___ Stored records

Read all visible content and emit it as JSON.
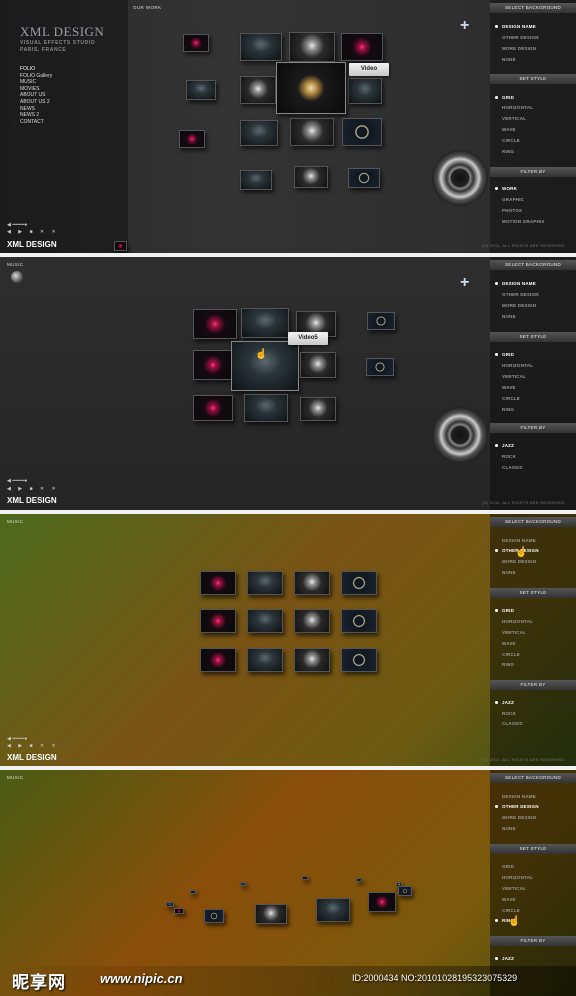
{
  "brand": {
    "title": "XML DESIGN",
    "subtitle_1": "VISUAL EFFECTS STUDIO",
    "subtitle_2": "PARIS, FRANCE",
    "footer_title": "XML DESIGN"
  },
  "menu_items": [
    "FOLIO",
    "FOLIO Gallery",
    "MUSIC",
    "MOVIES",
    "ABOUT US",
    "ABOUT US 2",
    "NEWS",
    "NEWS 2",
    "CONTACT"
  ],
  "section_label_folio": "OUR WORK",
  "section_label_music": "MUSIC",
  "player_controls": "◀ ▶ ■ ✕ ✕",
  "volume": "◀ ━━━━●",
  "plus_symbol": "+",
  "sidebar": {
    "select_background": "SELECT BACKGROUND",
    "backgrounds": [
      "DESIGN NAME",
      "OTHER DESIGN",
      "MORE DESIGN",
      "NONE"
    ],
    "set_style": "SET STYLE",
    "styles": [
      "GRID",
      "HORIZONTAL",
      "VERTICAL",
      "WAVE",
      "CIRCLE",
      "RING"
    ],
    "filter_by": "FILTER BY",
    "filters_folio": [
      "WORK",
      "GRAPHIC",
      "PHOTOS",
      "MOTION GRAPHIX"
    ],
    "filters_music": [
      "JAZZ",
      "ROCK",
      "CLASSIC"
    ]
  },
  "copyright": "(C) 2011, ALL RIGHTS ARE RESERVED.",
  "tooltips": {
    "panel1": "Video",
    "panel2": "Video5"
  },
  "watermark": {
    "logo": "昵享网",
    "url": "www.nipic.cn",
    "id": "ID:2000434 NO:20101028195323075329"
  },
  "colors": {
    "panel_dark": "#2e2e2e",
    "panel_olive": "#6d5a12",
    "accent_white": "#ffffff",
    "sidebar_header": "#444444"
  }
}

______

**Given task**
Quote the records in full and exactly; skip any image.

**Task result**
Read all visible content and emit it as JSON.
{
  "brand": {
    "title": "XML DESIGN",
    "subtitle_1": "VISUAL EFFECTS STUDIO",
    "subtitle_2": "PARIS, FRANCE",
    "footer_title": "XML DESIGN"
  },
  "menu_items": [
    "FOLIO",
    "FOLIO Gallery",
    "MUSIC",
    "MOVIES",
    "ABOUT US",
    "ABOUT US 2",
    "NEWS",
    "NEWS 2",
    "CONTACT"
  ],
  "section_label_folio": "OUR WORK",
  "section_label_music": "MUSIC",
  "player_controls": "◀ ▶ ■ ✕ ✕",
  "volume": "◀ ━━━━●",
  "plus_symbol": "+",
  "sidebar": {
    "select_background": "SELECT BACKGROUND",
    "backgrounds": [
      "DESIGN NAME",
      "OTHER DESIGN",
      "MORE DESIGN",
      "NONE"
    ],
    "set_style": "SET STYLE",
    "styles": [
      "GRID",
      "HORIZONTAL",
      "VERTICAL",
      "WAVE",
      "CIRCLE",
      "RING"
    ],
    "filter_by": "FILTER BY",
    "filters_folio": [
      "WORK",
      "GRAPHIC",
      "PHOTOS",
      "MOTION GRAPHIX"
    ],
    "filters_music": [
      "JAZZ",
      "ROCK",
      "CLASSIC"
    ]
  },
  "copyright": "(C) 2011, ALL RIGHTS ARE RESERVED.",
  "tooltips": {
    "panel1": "Video",
    "panel2": "Video5"
  },
  "watermark": {
    "logo": "昵享网",
    "url": "www.nipic.cn",
    "id": "ID:2000434 NO:20101028195323075329"
  },
  "colors": {
    "panel_dark": "#2e2e2e",
    "panel_olive": "#6d5a12",
    "accent_white": "#ffffff",
    "sidebar_header": "#444444"
  }
}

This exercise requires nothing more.